§ **Exercise**
Output the lines that follow exactly as they are.

§ **Data for the task**
----------------------------------------
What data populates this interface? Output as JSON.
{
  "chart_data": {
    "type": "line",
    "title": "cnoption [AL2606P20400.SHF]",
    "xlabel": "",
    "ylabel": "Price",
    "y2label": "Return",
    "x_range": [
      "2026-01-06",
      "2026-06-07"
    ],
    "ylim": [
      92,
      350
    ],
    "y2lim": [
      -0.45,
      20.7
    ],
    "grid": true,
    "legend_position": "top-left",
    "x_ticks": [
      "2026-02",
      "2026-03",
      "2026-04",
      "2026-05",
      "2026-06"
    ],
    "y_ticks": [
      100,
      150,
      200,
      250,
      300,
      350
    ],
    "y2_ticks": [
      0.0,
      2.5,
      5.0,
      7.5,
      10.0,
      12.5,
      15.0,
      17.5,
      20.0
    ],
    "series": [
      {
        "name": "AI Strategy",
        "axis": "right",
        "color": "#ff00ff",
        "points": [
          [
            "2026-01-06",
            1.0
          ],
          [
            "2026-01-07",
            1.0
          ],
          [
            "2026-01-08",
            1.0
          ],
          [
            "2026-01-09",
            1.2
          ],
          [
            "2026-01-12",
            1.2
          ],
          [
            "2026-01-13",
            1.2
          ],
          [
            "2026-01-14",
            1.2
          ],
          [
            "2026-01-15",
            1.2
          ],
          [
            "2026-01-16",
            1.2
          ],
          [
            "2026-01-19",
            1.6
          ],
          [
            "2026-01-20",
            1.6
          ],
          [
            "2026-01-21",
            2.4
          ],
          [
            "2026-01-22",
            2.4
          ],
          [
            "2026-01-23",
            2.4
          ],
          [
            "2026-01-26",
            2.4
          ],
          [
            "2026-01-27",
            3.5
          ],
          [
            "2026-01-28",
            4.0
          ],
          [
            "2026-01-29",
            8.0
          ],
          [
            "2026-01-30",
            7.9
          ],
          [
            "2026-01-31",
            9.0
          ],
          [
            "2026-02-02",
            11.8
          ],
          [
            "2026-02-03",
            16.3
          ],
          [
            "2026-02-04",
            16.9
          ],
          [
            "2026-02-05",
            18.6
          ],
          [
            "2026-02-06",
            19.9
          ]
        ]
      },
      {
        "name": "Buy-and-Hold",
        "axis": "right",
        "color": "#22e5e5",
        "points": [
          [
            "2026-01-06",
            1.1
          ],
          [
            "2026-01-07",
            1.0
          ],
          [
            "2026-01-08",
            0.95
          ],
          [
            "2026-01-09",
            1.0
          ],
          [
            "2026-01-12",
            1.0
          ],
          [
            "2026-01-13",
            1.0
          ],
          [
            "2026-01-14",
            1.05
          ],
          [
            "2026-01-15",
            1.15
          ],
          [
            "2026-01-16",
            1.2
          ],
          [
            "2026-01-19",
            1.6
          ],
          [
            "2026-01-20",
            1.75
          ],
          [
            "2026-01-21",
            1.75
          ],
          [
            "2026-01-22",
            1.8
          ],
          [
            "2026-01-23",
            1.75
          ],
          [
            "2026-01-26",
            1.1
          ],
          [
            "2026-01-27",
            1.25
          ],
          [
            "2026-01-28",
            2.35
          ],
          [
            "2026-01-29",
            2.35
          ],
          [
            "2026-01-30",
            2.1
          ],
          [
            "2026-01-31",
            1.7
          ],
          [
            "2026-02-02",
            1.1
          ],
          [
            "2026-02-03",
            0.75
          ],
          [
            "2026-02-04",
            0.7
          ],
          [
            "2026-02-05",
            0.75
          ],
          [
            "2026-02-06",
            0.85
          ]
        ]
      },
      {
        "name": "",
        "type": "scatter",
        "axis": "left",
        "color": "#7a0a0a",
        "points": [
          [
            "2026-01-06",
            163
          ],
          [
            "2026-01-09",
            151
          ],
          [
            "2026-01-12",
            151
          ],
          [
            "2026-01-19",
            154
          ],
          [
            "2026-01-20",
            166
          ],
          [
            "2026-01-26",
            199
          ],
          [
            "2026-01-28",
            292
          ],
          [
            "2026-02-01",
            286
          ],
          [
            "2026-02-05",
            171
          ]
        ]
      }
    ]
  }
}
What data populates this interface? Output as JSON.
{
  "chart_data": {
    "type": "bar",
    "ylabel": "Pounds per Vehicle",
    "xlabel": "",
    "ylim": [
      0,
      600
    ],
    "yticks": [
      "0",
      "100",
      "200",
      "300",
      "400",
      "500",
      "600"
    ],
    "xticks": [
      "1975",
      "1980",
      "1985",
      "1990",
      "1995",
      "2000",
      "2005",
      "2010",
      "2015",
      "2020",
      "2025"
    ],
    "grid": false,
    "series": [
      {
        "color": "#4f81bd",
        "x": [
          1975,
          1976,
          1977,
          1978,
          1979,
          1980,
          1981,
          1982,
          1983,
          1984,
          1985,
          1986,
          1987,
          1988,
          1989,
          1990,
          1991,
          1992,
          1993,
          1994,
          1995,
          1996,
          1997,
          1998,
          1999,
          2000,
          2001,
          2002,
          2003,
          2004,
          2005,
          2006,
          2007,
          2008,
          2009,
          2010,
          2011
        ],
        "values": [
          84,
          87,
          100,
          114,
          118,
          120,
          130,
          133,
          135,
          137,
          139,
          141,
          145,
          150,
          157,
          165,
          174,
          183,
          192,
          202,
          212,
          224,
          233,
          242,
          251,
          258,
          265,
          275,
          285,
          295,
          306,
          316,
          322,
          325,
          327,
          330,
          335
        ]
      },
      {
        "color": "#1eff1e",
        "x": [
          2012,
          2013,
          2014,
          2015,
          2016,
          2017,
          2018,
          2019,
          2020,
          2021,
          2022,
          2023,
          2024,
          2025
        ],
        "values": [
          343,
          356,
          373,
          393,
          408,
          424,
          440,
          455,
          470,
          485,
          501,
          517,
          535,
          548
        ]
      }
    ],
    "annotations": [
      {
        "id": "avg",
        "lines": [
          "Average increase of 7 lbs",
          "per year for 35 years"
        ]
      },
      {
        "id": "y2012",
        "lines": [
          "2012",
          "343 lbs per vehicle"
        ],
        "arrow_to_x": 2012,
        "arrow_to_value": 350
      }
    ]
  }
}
----------------------------------------
§ **Response to this task**
What data populates this interface? Output as JSON.
{
  "chart_data": {
    "type": "line",
    "title": "cnoption [AL2606P20400.SHF]",
    "xlabel": "",
    "ylabel": "Price",
    "y2label": "Return",
    "x_range": [
      "2026-01-06",
      "2026-06-07"
    ],
    "ylim": [
      92,
      350
    ],
    "y2lim": [
      -0.45,
      20.7
    ],
    "grid": true,
    "legend_position": "top-left",
    "x_ticks": [
      "2026-02",
      "2026-03",
      "2026-04",
      "2026-05",
      "2026-06"
    ],
    "y_ticks": [
      100,
      150,
      200,
      250,
      300,
      350
    ],
    "y2_ticks": [
      0.0,
      2.5,
      5.0,
      7.5,
      10.0,
      12.5,
      15.0,
      17.5,
      20.0
    ],
    "series": [
      {
        "name": "AI Strategy",
        "axis": "right",
        "color": "#ff00ff",
        "points": [
          [
            "2026-01-06",
            1.0
          ],
          [
            "2026-01-07",
            1.0
          ],
          [
            "2026-01-08",
            1.0
          ],
          [
            "2026-01-09",
            1.2
          ],
          [
            "2026-01-12",
            1.2
          ],
          [
            "2026-01-13",
            1.2
          ],
          [
            "2026-01-14",
            1.2
          ],
          [
            "2026-01-15",
            1.2
          ],
          [
            "2026-01-16",
            1.2
          ],
          [
            "2026-01-19",
            1.6
          ],
          [
            "2026-01-20",
            1.6
          ],
          [
            "2026-01-21",
            2.4
          ],
          [
            "2026-01-22",
            2.4
          ],
          [
            "2026-01-23",
            2.4
          ],
          [
            "2026-01-26",
            2.4
          ],
          [
            "2026-01-27",
            3.5
          ],
          [
            "2026-01-28",
            4.0
          ],
          [
            "2026-01-29",
            8.0
          ],
          [
            "2026-01-30",
            7.9
          ],
          [
            "2026-01-31",
            9.0
          ],
          [
            "2026-02-02",
            11.8
          ],
          [
            "2026-02-03",
            16.3
          ],
          [
            "2026-02-04",
            16.9
          ],
          [
            "2026-02-05",
            18.6
          ],
          [
            "2026-02-06",
            19.9
          ]
        ]
      },
      {
        "name": "Buy-and-Hold",
        "axis": "right",
        "color": "#22e5e5",
        "points": [
          [
            "2026-01-06",
            1.1
          ],
          [
            "2026-01-07",
            1.0
          ],
          [
            "2026-01-08",
            0.95
          ],
          [
            "2026-01-09",
            1.0
          ],
          [
            "2026-01-12",
            1.0
          ],
          [
            "2026-01-13",
            1.0
          ],
          [
            "2026-01-14",
            1.05
          ],
          [
            "2026-01-15",
            1.15
          ],
          [
            "2026-01-16",
            1.2
          ],
          [
            "2026-01-19",
            1.6
          ],
          [
            "2026-01-20",
            1.75
          ],
          [
            "2026-01-21",
            1.75
          ],
          [
            "2026-01-22",
            1.8
          ],
          [
            "2026-01-23",
            1.75
          ],
          [
            "2026-01-26",
            1.1
          ],
          [
            "2026-01-27",
            1.25
          ],
          [
            "2026-01-28",
            2.35
          ],
          [
            "2026-01-29",
            2.35
          ],
          [
            "2026-01-30",
            2.1
          ],
          [
            "2026-01-31",
            1.7
          ],
          [
            "2026-02-02",
            1.1
          ],
          [
            "2026-02-03",
            0.75
          ],
          [
            "2026-02-04",
            0.7
          ],
          [
            "2026-02-05",
            0.75
          ],
          [
            "2026-02-06",
            0.85
          ]
        ]
      },
      {
        "name": "",
        "type": "scatter",
        "axis": "left",
        "color": "#7a0a0a",
        "points": [
          [
            "2026-01-06",
            163
          ],
          [
            "2026-01-09",
            151
          ],
          [
            "2026-01-12",
            151
          ],
          [
            "2026-01-19",
            154
          ],
          [
            "2026-01-20",
            166
          ],
          [
            "2026-01-26",
            199
          ],
          [
            "2026-01-28",
            292
          ],
          [
            "2026-02-01",
            286
          ],
          [
            "2026-02-05",
            171
          ]
        ]
      }
    ]
  }
}
What data populates this interface? Output as JSON.
{
  "chart_data": {
    "type": "bar",
    "ylabel": "Pounds per Vehicle",
    "xlabel": "",
    "ylim": [
      0,
      600
    ],
    "yticks": [
      "0",
      "100",
      "200",
      "300",
      "400",
      "500",
      "600"
    ],
    "xticks": [
      "1975",
      "1980",
      "1985",
      "1990",
      "1995",
      "2000",
      "2005",
      "2010",
      "2015",
      "2020",
      "2025"
    ],
    "grid": false,
    "series": [
      {
        "color": "#4f81bd",
        "x": [
          1975,
          1976,
          1977,
          1978,
          1979,
          1980,
          1981,
          1982,
          1983,
          1984,
          1985,
          1986,
          1987,
          1988,
          1989,
          1990,
          1991,
          1992,
          1993,
          1994,
          1995,
          1996,
          1997,
          1998,
          1999,
          2000,
          2001,
          2002,
          2003,
          2004,
          2005,
          2006,
          2007,
          2008,
          2009,
          2010,
          2011
        ],
        "values": [
          84,
          87,
          100,
          114,
          118,
          120,
          130,
          133,
          135,
          137,
          139,
          141,
          145,
          150,
          157,
          165,
          174,
          183,
          192,
          202,
          212,
          224,
          233,
          242,
          251,
          258,
          265,
          275,
          285,
          295,
          306,
          316,
          322,
          325,
          327,
          330,
          335
        ]
      },
      {
        "color": "#1eff1e",
        "x": [
          2012,
          2013,
          2014,
          2015,
          2016,
          2017,
          2018,
          2019,
          2020,
          2021,
          2022,
          2023,
          2024,
          2025
        ],
        "values": [
          343,
          356,
          373,
          393,
          408,
          424,
          440,
          455,
          470,
          485,
          501,
          517,
          535,
          548
        ]
      }
    ],
    "annotations": [
      {
        "id": "avg",
        "lines": [
          "Average increase of 7 lbs",
          "per year for 35 years"
        ]
      },
      {
        "id": "y2012",
        "lines": [
          "2012",
          "343 lbs per vehicle"
        ],
        "arrow_to_x": 2012,
        "arrow_to_value": 350
      }
    ]
  }
}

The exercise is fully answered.